* **Objective**
Scan the records and identify every line in which the string "xlabel" occurs, then return those lines.

* **Supplied data**
────────

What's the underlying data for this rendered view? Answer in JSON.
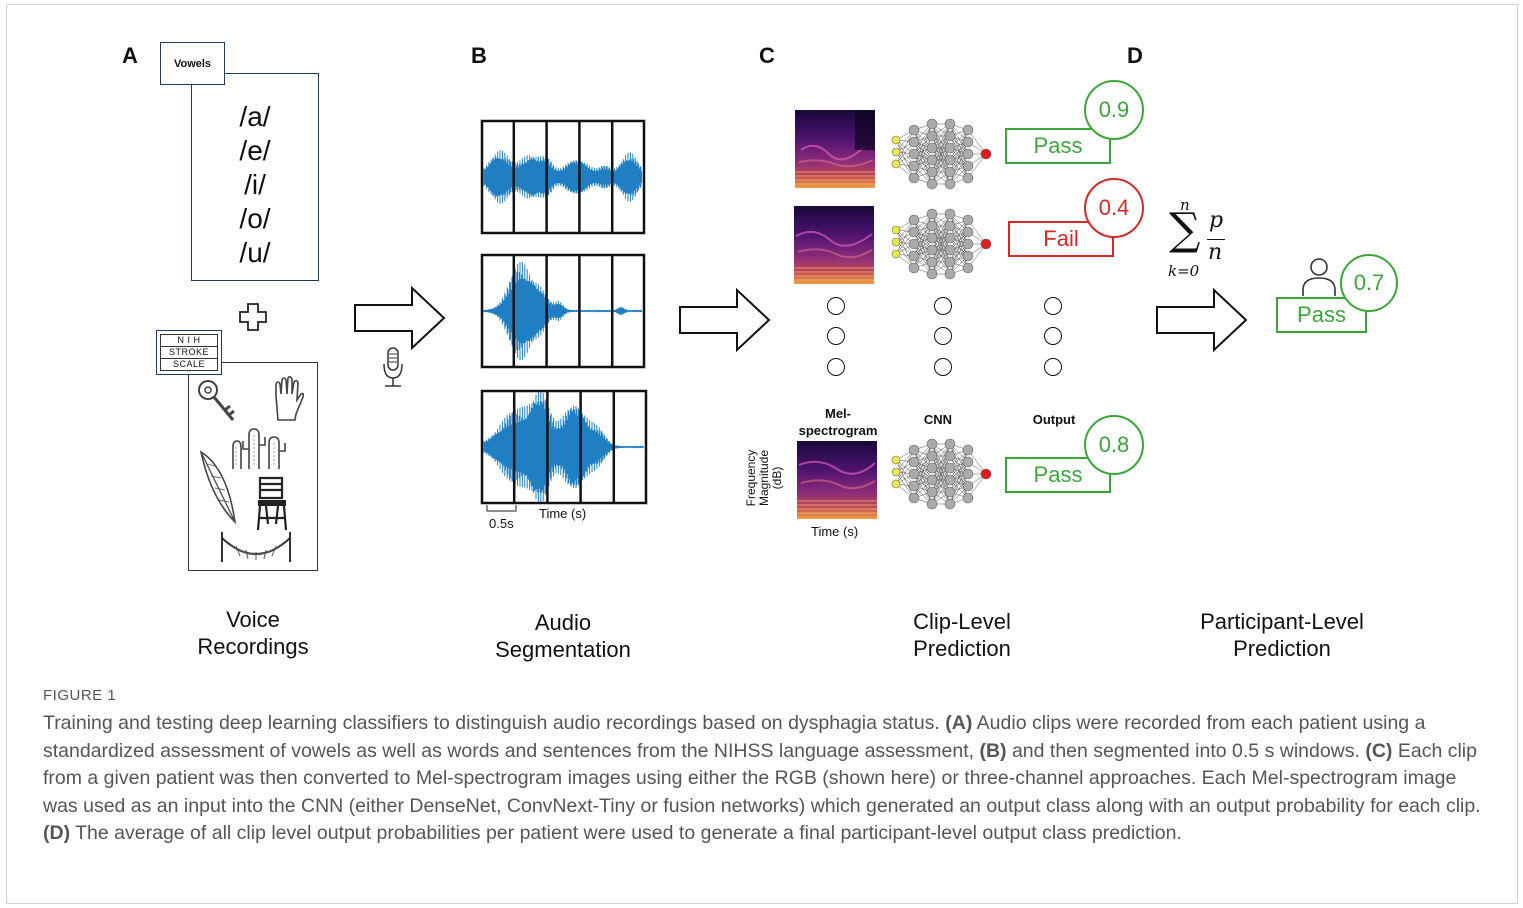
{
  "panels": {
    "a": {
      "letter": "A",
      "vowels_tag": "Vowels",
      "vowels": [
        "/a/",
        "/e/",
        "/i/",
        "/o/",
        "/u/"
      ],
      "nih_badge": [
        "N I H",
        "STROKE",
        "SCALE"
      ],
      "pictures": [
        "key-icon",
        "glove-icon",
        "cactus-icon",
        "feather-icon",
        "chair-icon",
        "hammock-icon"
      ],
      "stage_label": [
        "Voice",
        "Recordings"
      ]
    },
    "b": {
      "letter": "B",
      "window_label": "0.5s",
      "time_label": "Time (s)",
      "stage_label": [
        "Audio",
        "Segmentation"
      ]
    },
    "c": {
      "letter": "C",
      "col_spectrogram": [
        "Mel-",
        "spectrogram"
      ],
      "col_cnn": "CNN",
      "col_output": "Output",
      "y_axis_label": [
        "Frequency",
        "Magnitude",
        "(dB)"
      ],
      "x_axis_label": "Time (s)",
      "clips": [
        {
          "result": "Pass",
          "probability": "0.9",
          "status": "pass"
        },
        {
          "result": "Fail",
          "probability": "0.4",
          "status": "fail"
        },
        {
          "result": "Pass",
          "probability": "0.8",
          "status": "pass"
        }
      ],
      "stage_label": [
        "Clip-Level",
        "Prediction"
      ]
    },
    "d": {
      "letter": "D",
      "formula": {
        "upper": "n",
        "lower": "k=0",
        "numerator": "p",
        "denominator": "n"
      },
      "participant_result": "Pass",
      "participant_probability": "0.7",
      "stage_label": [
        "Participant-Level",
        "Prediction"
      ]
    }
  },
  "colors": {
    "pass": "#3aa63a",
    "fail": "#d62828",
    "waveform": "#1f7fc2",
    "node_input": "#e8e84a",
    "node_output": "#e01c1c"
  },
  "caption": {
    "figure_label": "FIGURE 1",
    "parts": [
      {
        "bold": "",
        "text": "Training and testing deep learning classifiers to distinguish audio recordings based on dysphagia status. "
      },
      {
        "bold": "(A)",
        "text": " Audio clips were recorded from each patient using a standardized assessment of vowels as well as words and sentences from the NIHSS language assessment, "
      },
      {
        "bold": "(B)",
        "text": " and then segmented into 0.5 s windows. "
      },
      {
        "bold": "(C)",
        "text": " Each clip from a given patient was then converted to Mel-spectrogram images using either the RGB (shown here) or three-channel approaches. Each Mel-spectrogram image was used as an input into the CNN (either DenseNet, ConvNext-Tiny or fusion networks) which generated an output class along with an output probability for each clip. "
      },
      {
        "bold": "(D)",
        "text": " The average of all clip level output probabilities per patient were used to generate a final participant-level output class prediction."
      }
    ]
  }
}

────────

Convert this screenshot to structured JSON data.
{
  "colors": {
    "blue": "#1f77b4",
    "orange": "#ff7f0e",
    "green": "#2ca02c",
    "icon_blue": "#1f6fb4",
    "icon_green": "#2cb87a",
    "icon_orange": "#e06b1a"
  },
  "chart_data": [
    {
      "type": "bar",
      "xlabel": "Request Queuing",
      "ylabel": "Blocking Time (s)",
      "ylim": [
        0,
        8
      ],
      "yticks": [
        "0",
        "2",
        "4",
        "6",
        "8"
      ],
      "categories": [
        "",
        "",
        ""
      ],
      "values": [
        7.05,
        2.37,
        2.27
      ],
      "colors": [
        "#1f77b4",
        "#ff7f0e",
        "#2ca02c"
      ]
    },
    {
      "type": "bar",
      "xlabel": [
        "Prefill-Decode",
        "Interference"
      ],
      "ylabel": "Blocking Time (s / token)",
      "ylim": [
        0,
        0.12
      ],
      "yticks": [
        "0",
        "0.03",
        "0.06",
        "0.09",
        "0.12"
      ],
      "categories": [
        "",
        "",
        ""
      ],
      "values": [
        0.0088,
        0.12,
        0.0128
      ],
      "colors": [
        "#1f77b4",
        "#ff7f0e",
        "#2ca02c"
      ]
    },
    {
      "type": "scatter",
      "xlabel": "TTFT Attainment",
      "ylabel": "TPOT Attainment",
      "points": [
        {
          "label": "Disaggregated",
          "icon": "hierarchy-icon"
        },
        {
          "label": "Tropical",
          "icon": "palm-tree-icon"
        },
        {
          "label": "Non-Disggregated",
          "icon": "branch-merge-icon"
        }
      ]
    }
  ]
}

────────

* **Finished exercise**
      "xlabel": "Request Queuing",
      "xlabel": [
      "xlabel": "TTFT Attainment",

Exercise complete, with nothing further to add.